Write out every entry exactly as it stands.

MATERIAL PROVIDED:
-.-.-

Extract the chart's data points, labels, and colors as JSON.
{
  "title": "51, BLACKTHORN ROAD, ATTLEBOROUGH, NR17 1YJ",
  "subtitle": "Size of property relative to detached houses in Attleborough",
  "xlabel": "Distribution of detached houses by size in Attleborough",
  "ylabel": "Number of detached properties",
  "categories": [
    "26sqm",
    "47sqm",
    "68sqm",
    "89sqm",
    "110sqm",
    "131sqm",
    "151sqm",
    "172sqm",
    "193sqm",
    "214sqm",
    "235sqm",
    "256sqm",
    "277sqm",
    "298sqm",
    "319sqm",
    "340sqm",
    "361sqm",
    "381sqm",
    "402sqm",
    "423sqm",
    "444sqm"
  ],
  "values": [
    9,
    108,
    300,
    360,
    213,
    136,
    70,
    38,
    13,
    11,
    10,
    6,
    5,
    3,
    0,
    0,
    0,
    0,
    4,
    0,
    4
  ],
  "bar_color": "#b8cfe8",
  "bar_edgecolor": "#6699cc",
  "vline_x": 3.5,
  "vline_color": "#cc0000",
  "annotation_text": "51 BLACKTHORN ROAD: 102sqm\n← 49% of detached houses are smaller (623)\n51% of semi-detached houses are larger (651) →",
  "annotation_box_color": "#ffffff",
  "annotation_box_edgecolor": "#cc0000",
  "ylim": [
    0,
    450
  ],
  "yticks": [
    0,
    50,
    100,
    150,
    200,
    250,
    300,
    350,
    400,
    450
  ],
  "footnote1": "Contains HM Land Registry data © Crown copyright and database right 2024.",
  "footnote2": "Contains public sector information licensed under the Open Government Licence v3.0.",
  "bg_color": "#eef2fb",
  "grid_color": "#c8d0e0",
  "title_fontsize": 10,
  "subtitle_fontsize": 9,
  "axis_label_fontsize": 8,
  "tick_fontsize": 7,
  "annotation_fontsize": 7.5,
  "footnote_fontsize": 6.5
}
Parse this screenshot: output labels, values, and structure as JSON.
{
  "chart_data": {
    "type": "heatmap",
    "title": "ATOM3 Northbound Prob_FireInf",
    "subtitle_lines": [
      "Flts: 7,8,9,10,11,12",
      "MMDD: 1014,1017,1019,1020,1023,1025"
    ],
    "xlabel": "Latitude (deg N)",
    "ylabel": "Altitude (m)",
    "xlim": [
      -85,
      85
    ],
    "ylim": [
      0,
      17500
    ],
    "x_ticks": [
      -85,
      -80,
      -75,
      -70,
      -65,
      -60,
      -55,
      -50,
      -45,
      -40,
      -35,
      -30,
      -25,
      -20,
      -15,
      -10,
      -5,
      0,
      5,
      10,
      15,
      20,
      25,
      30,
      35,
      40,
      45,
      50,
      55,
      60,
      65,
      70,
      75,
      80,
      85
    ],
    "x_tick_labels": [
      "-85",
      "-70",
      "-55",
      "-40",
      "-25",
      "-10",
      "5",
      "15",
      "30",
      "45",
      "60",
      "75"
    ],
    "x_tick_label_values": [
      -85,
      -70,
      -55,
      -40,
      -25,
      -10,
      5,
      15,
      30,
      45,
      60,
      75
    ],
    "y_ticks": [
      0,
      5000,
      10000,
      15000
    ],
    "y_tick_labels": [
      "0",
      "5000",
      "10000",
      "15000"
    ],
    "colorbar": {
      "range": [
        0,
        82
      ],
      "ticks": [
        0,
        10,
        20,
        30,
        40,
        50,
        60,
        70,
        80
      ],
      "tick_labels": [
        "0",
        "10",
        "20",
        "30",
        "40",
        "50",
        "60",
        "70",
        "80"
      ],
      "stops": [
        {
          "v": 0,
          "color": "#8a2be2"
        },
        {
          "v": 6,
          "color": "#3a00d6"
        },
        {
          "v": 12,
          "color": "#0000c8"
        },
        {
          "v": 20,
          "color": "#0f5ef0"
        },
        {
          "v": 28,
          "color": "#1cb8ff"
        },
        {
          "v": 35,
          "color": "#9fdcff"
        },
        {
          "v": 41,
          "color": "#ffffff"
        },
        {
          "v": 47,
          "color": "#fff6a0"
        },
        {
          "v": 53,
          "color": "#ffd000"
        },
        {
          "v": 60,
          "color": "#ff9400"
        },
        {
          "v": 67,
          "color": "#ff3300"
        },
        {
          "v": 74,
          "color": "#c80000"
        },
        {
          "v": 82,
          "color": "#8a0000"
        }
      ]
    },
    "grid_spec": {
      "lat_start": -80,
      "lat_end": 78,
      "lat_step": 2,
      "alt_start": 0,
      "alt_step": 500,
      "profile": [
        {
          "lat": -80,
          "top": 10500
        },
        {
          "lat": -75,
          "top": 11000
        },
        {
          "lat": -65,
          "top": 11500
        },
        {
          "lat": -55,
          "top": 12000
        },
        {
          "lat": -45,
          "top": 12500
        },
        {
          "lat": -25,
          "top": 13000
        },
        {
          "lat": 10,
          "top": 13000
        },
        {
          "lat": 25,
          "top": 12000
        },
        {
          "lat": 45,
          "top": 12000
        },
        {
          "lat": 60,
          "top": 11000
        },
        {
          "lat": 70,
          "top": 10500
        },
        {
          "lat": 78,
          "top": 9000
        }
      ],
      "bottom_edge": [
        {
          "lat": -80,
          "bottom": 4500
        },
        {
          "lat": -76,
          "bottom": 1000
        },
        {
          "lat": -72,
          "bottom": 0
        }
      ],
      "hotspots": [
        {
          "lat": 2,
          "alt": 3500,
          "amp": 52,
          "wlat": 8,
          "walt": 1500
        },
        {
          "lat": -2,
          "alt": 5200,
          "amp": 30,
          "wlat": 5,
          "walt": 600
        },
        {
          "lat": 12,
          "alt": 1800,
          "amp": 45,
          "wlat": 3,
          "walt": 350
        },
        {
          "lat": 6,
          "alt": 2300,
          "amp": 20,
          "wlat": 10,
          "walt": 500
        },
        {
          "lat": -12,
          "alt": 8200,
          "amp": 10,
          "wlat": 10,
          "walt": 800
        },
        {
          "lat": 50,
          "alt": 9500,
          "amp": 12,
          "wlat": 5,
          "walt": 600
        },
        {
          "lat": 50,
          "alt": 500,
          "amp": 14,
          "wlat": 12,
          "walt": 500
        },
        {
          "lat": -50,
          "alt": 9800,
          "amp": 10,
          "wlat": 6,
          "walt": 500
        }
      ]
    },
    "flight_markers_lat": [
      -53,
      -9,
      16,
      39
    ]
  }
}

-.-.-

REPLY TO THE TASK:
Extract the chart's data points, labels, and colors as JSON.
{
  "title": "51, BLACKTHORN ROAD, ATTLEBOROUGH, NR17 1YJ",
  "subtitle": "Size of property relative to detached houses in Attleborough",
  "xlabel": "Distribution of detached houses by size in Attleborough",
  "ylabel": "Number of detached properties",
  "categories": [
    "26sqm",
    "47sqm",
    "68sqm",
    "89sqm",
    "110sqm",
    "131sqm",
    "151sqm",
    "172sqm",
    "193sqm",
    "214sqm",
    "235sqm",
    "256sqm",
    "277sqm",
    "298sqm",
    "319sqm",
    "340sqm",
    "361sqm",
    "381sqm",
    "402sqm",
    "423sqm",
    "444sqm"
  ],
  "values": [
    9,
    108,
    300,
    360,
    213,
    136,
    70,
    38,
    13,
    11,
    10,
    6,
    5,
    3,
    0,
    0,
    0,
    0,
    4,
    0,
    4
  ],
  "bar_color": "#b8cfe8",
  "bar_edgecolor": "#6699cc",
  "vline_x": 3.5,
  "vline_color": "#cc0000",
  "annotation_text": "51 BLACKTHORN ROAD: 102sqm\n← 49% of detached houses are smaller (623)\n51% of semi-detached houses are larger (651) →",
  "annotation_box_color": "#ffffff",
  "annotation_box_edgecolor": "#cc0000",
  "ylim": [
    0,
    450
  ],
  "yticks": [
    0,
    50,
    100,
    150,
    200,
    250,
    300,
    350,
    400,
    450
  ],
  "footnote1": "Contains HM Land Registry data © Crown copyright and database right 2024.",
  "footnote2": "Contains public sector information licensed under the Open Government Licence v3.0.",
  "bg_color": "#eef2fb",
  "grid_color": "#c8d0e0",
  "title_fontsize": 10,
  "subtitle_fontsize": 9,
  "axis_label_fontsize": 8,
  "tick_fontsize": 7,
  "annotation_fontsize": 7.5,
  "footnote_fontsize": 6.5
}
Parse this screenshot: output labels, values, and structure as JSON.
{
  "chart_data": {
    "type": "heatmap",
    "title": "ATOM3 Northbound Prob_FireInf",
    "subtitle_lines": [
      "Flts: 7,8,9,10,11,12",
      "MMDD: 1014,1017,1019,1020,1023,1025"
    ],
    "xlabel": "Latitude (deg N)",
    "ylabel": "Altitude (m)",
    "xlim": [
      -85,
      85
    ],
    "ylim": [
      0,
      17500
    ],
    "x_ticks": [
      -85,
      -80,
      -75,
      -70,
      -65,
      -60,
      -55,
      -50,
      -45,
      -40,
      -35,
      -30,
      -25,
      -20,
      -15,
      -10,
      -5,
      0,
      5,
      10,
      15,
      20,
      25,
      30,
      35,
      40,
      45,
      50,
      55,
      60,
      65,
      70,
      75,
      80,
      85
    ],
    "x_tick_labels": [
      "-85",
      "-70",
      "-55",
      "-40",
      "-25",
      "-10",
      "5",
      "15",
      "30",
      "45",
      "60",
      "75"
    ],
    "x_tick_label_values": [
      -85,
      -70,
      -55,
      -40,
      -25,
      -10,
      5,
      15,
      30,
      45,
      60,
      75
    ],
    "y_ticks": [
      0,
      5000,
      10000,
      15000
    ],
    "y_tick_labels": [
      "0",
      "5000",
      "10000",
      "15000"
    ],
    "colorbar": {
      "range": [
        0,
        82
      ],
      "ticks": [
        0,
        10,
        20,
        30,
        40,
        50,
        60,
        70,
        80
      ],
      "tick_labels": [
        "0",
        "10",
        "20",
        "30",
        "40",
        "50",
        "60",
        "70",
        "80"
      ],
      "stops": [
        {
          "v": 0,
          "color": "#8a2be2"
        },
        {
          "v": 6,
          "color": "#3a00d6"
        },
        {
          "v": 12,
          "color": "#0000c8"
        },
        {
          "v": 20,
          "color": "#0f5ef0"
        },
        {
          "v": 28,
          "color": "#1cb8ff"
        },
        {
          "v": 35,
          "color": "#9fdcff"
        },
        {
          "v": 41,
          "color": "#ffffff"
        },
        {
          "v": 47,
          "color": "#fff6a0"
        },
        {
          "v": 53,
          "color": "#ffd000"
        },
        {
          "v": 60,
          "color": "#ff9400"
        },
        {
          "v": 67,
          "color": "#ff3300"
        },
        {
          "v": 74,
          "color": "#c80000"
        },
        {
          "v": 82,
          "color": "#8a0000"
        }
      ]
    },
    "grid_spec": {
      "lat_start": -80,
      "lat_end": 78,
      "lat_step": 2,
      "alt_start": 0,
      "alt_step": 500,
      "profile": [
        {
          "lat": -80,
          "top": 10500
        },
        {
          "lat": -75,
          "top": 11000
        },
        {
          "lat": -65,
          "top": 11500
        },
        {
          "lat": -55,
          "top": 12000
        },
        {
          "lat": -45,
          "top": 12500
        },
        {
          "lat": -25,
          "top": 13000
        },
        {
          "lat": 10,
          "top": 13000
        },
        {
          "lat": 25,
          "top": 12000
        },
        {
          "lat": 45,
          "top": 12000
        },
        {
          "lat": 60,
          "top": 11000
        },
        {
          "lat": 70,
          "top": 10500
        },
        {
          "lat": 78,
          "top": 9000
        }
      ],
      "bottom_edge": [
        {
          "lat": -80,
          "bottom": 4500
        },
        {
          "lat": -76,
          "bottom": 1000
        },
        {
          "lat": -72,
          "bottom": 0
        }
      ],
      "hotspots": [
        {
          "lat": 2,
          "alt": 3500,
          "amp": 52,
          "wlat": 8,
          "walt": 1500
        },
        {
          "lat": -2,
          "alt": 5200,
          "amp": 30,
          "wlat": 5,
          "walt": 600
        },
        {
          "lat": 12,
          "alt": 1800,
          "amp": 45,
          "wlat": 3,
          "walt": 350
        },
        {
          "lat": 6,
          "alt": 2300,
          "amp": 20,
          "wlat": 10,
          "walt": 500
        },
        {
          "lat": -12,
          "alt": 8200,
          "amp": 10,
          "wlat": 10,
          "walt": 800
        },
        {
          "lat": 50,
          "alt": 9500,
          "amp": 12,
          "wlat": 5,
          "walt": 600
        },
        {
          "lat": 50,
          "alt": 500,
          "amp": 14,
          "wlat": 12,
          "walt": 500
        },
        {
          "lat": -50,
          "alt": 9800,
          "amp": 10,
          "wlat": 6,
          "walt": 500
        }
      ]
    },
    "flight_markers_lat": [
      -53,
      -9,
      16,
      39
    ]
  }
}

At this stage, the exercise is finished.